- _Requirements_: Read through the data and report every line in which the word "input" occurs.

- _Provided records_:
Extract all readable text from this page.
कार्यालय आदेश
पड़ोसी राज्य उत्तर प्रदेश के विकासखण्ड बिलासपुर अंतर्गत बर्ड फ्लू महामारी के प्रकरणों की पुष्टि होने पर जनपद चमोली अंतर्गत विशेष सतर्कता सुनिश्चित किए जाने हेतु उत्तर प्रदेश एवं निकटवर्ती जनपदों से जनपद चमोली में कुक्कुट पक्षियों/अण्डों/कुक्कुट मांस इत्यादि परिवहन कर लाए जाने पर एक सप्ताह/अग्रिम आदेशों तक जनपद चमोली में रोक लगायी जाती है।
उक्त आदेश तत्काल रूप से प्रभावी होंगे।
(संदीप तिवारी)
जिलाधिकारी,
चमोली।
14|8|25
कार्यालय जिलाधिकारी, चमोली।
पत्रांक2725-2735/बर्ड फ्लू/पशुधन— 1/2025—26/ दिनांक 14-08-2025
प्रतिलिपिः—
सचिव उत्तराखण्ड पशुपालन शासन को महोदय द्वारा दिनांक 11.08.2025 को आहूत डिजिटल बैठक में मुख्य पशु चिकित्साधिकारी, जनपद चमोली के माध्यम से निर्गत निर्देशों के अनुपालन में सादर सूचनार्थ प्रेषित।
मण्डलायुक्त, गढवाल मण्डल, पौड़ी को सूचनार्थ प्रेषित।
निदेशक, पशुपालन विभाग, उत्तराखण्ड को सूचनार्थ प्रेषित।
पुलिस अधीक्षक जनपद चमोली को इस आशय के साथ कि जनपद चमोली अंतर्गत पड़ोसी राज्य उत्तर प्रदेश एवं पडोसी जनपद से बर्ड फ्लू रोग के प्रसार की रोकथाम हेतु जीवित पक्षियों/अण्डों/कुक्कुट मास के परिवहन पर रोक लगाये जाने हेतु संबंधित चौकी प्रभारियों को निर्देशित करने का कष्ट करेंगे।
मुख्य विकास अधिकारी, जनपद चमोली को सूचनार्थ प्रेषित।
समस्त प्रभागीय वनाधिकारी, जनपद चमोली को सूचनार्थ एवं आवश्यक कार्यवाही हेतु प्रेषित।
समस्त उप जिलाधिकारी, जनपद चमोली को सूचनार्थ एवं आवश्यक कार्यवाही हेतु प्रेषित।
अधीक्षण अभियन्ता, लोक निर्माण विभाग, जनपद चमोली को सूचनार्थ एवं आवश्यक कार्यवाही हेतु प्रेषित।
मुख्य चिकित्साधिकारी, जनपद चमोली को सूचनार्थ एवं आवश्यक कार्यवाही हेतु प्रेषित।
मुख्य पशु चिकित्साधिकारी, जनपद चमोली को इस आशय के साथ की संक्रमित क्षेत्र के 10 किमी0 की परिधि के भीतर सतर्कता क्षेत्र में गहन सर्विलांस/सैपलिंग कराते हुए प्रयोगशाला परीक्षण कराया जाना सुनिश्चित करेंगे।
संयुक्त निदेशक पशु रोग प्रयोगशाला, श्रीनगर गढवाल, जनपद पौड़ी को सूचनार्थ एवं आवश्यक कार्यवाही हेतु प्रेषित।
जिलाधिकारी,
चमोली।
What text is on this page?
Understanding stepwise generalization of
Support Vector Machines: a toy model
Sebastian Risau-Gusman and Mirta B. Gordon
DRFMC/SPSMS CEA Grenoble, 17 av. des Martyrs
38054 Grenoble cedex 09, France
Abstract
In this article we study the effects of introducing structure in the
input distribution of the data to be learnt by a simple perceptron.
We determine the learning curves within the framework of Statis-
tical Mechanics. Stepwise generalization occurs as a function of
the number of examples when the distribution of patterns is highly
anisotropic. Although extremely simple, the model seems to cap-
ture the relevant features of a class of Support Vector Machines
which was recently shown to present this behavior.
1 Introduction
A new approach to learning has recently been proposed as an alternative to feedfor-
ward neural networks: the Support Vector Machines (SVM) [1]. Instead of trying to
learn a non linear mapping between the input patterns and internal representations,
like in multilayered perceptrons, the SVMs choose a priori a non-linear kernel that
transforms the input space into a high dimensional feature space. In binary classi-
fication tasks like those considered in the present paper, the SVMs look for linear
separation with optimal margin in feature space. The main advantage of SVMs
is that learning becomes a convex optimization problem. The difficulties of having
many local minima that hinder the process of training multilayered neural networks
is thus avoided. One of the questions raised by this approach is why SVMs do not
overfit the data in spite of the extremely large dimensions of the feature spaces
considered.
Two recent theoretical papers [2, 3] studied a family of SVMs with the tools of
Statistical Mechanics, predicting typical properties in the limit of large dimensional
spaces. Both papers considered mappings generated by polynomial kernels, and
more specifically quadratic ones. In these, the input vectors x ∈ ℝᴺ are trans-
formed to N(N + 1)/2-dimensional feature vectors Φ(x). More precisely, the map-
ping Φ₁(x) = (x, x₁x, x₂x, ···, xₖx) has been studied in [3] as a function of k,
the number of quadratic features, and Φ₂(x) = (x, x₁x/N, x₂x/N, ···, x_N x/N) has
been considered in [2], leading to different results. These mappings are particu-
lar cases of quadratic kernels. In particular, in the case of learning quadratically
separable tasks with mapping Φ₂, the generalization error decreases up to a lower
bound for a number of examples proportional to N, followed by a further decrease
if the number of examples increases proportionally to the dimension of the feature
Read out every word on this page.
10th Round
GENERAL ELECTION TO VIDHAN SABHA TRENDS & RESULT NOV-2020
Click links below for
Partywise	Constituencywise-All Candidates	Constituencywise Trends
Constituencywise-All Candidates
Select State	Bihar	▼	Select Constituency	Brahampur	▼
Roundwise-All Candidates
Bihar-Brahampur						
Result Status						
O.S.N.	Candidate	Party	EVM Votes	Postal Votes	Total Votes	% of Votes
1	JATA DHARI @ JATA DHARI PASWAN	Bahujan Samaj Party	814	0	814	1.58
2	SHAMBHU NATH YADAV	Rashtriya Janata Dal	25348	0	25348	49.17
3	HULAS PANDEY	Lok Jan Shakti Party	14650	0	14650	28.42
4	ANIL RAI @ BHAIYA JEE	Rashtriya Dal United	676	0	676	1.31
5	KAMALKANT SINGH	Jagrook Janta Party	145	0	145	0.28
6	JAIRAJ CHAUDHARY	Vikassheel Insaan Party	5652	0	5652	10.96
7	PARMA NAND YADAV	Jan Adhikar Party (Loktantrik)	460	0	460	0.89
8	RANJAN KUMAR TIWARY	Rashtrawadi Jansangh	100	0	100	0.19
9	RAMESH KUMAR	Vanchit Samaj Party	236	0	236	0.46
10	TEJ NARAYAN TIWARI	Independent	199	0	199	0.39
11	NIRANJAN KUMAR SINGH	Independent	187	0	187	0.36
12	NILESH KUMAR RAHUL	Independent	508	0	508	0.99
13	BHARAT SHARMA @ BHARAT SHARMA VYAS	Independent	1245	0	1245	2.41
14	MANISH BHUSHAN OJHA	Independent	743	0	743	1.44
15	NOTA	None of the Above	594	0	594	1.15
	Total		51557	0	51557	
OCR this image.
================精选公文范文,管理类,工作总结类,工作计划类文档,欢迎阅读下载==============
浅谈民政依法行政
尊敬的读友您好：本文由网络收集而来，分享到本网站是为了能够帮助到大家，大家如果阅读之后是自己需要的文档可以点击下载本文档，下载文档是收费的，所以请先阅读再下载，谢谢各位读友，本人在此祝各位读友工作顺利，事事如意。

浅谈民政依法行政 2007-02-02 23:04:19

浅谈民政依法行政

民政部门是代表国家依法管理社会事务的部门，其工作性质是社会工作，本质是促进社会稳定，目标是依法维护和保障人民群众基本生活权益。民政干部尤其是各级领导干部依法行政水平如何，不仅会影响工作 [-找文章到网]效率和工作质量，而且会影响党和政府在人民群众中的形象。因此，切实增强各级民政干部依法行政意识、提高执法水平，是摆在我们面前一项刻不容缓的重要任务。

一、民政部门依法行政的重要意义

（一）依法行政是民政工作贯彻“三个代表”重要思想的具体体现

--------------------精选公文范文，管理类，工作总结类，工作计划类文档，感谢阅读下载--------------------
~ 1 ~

- _Task output_:
input distribution of the data to be learnt by a simple perceptron.
learn a non linear mapping between the input patterns and internal representations,
transforms the input space into a high dimensional feature space. In binary classi-
more specifically quadratic ones. In these, the input vectors x ∈ ℝᴺ are trans-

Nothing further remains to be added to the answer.